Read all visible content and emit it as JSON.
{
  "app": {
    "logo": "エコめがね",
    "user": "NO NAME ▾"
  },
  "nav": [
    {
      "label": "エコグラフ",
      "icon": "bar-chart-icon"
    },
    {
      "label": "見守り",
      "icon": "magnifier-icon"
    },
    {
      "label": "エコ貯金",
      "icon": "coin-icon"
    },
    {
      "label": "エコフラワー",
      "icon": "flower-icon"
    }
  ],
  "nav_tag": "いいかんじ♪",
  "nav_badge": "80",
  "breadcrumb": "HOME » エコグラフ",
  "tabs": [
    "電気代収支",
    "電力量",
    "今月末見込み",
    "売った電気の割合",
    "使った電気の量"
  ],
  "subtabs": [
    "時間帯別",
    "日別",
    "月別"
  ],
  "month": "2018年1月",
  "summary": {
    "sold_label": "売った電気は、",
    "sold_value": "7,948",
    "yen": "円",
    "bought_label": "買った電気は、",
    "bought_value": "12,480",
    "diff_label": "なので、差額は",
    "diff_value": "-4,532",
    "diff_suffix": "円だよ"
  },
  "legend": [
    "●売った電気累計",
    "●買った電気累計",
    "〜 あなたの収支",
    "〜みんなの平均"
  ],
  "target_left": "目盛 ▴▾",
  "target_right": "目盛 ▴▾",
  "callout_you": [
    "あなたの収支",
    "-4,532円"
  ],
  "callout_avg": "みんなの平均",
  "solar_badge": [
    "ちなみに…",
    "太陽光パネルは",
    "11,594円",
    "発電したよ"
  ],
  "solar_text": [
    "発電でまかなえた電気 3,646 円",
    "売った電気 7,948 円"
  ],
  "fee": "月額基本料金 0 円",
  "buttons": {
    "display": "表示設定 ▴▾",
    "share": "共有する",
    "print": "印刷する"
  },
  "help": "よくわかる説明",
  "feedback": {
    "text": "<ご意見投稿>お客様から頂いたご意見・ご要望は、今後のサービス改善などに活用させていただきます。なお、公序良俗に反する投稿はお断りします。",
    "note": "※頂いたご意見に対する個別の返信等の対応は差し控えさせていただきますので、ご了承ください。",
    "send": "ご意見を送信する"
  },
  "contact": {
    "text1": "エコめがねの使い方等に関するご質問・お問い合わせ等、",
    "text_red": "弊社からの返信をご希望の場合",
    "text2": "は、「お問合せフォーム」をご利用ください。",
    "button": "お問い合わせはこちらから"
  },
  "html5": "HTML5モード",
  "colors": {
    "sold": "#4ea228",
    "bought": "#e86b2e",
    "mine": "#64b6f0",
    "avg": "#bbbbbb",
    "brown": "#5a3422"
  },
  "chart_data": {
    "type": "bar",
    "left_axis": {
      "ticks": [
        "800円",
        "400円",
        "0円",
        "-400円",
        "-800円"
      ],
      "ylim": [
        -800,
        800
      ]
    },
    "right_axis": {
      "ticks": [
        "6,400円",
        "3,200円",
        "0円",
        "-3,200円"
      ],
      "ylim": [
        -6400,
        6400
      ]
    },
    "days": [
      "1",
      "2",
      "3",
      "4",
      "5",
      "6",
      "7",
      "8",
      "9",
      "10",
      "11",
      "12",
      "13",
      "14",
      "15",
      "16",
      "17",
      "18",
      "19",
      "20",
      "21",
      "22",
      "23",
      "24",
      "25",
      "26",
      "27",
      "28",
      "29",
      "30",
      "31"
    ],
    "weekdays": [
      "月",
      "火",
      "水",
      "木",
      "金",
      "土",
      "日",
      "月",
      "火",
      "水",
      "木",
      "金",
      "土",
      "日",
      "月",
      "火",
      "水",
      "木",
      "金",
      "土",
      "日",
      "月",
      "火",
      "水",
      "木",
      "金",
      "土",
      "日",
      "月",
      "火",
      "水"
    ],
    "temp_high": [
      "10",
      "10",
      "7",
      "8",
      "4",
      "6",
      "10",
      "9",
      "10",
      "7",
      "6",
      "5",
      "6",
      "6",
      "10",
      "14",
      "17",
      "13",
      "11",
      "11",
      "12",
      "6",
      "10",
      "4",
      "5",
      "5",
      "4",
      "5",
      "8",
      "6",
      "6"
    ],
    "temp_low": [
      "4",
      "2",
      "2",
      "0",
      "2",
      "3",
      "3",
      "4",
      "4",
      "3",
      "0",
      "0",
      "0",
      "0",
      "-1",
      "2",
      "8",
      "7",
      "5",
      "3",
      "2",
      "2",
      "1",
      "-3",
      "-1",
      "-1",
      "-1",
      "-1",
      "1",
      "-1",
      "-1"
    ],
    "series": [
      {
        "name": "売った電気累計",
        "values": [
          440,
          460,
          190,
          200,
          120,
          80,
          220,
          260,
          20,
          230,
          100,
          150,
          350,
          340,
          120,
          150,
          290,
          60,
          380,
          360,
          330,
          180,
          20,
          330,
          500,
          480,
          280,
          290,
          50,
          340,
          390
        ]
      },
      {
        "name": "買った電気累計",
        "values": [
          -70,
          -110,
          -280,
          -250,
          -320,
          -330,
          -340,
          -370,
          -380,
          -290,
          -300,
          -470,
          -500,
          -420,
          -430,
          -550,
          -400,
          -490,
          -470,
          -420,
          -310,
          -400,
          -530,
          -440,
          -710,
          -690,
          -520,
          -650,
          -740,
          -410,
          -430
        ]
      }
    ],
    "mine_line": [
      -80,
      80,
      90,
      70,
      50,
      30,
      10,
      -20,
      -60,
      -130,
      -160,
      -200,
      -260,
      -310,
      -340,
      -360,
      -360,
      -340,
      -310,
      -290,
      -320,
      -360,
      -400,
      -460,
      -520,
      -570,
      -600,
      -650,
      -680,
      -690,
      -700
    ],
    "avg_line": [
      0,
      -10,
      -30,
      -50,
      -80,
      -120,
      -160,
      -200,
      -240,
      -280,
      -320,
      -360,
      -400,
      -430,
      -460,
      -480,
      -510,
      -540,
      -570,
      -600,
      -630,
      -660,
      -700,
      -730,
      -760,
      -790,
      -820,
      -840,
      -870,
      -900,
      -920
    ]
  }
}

==

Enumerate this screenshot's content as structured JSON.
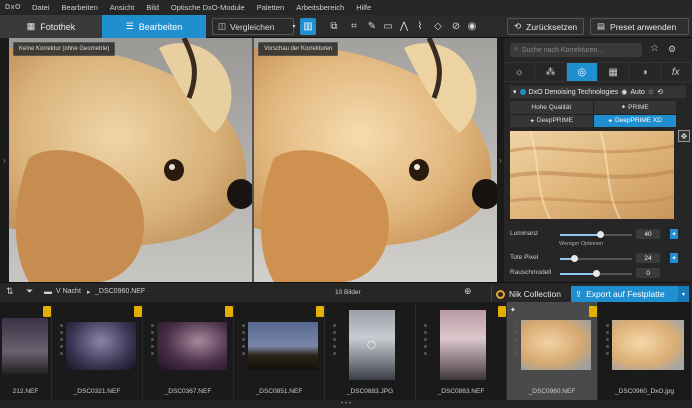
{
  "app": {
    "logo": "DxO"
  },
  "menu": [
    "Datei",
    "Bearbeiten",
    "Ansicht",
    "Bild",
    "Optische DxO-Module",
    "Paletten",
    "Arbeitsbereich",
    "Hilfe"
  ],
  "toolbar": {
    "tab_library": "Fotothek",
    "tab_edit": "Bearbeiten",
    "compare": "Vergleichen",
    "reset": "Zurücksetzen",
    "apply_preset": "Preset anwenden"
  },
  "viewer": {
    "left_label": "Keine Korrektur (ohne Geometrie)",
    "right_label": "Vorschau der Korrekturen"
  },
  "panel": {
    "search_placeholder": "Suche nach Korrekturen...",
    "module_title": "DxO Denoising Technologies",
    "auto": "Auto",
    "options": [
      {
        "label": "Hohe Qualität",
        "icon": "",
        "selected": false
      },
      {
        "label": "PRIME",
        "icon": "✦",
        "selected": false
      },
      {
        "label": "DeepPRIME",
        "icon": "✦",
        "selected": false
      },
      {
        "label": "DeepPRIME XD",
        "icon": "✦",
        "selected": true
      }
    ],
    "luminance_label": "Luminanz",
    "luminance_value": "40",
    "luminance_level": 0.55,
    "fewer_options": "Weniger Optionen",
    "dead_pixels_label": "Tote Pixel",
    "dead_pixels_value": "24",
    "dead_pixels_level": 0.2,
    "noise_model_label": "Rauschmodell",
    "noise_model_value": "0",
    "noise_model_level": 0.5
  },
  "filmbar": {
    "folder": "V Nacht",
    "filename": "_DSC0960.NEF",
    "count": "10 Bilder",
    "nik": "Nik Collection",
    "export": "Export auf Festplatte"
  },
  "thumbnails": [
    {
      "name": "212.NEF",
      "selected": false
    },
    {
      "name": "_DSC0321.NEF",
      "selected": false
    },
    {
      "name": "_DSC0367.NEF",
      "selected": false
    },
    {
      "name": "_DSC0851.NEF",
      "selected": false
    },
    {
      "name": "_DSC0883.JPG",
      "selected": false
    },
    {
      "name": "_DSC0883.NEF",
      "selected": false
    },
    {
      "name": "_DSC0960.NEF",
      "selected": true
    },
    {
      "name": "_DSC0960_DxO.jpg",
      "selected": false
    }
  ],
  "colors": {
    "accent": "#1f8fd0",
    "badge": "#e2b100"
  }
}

§ **Requirement**
Copy all lines from the material that include "DeepPRIME".

§ **Answer to the task**
        "label": "DeepPRIME",
        "label": "DeepPRIME XD",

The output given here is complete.